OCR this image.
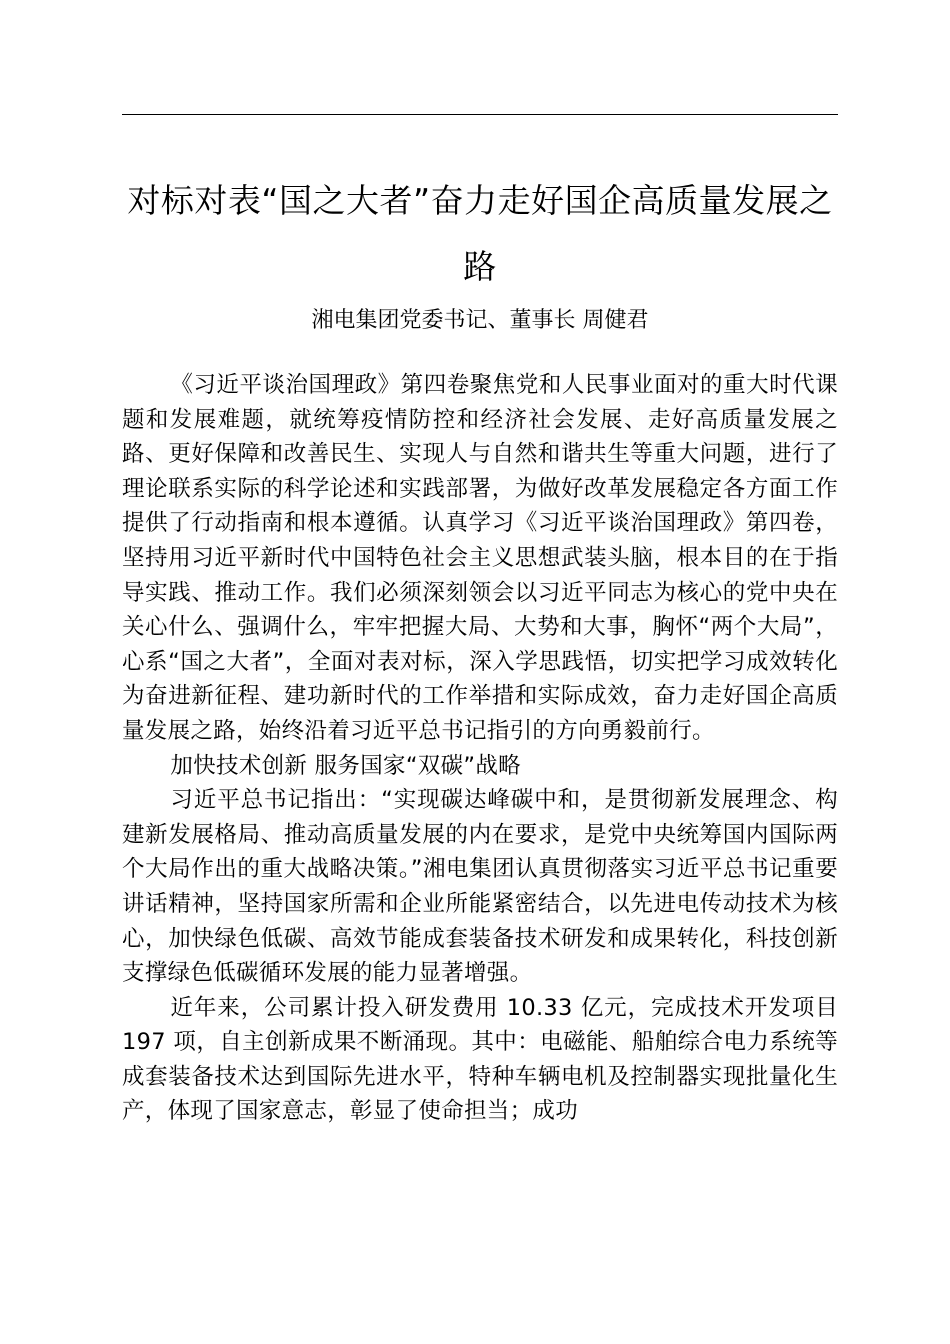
对标对表“国之大者”奋力走好国企高质量发展之路
湘电集团党委书记、董事长 周健君

《习近平谈治国理政》第四卷聚焦党和人民事业面对的重大时代课题和发展难题，就统筹疫情防控和经济社会发展、走好高质量发展之路、更好保障和改善民生、实现人与自然和谐共生等重大问题，进行了理论联系实际的科学论述和实践部署，为做好改革发展稳定各方面工作提供了行动指南和根本遵循。认真学习《习近平谈治国理政》第四卷，坚持用习近平新时代中国特色社会主义思想武装头脑，根本目的在于指导实践、推动工作。我们必须深刻领会以习近平同志为核心的党中央在关心什么、强调什么，牢牢把握大局、大势和大事，胸怀“两个大局”，心系“国之大者”，全面对表对标，深入学思践悟，切实把学习成效转化为奋进新征程、建功新时代的工作举措和实际成效，奋力走好国企高质量发展之路，始终沿着习近平总书记指引的方向勇毅前行。

加快技术创新 服务国家“双碳”战略

习近平总书记指出：“实现碳达峰碳中和，是贯彻新发展理念、构建新发展格局、推动高质量发展的内在要求，是党中央统筹国内国际两个大局作出的重大战略决策。”湘电集团认真贯彻落实习近平总书记重要讲话精神，坚持国家所需和企业所能紧密结合，以先进电传动技术为核心，加快绿色低碳、高效节能成套装备技术研发和成果转化，科技创新支撑绿色低碳循环发展的能力显著增强。

近年来，公司累计投入研发费用 10.33 亿元，完成技术开发项目 197 项，自主创新成果不断涌现。其中：电磁能、船舶综合电力系统等成套装备技术达到国际先进水平，特种车辆电机及控制器实现批量化生产，体现了国家意志，彰显了使命担当；成功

= = = = = = =

▸ What you are asked to do: Count every line of the records that holds "国之大者". State the number, nothing else.

▸ The solution: 2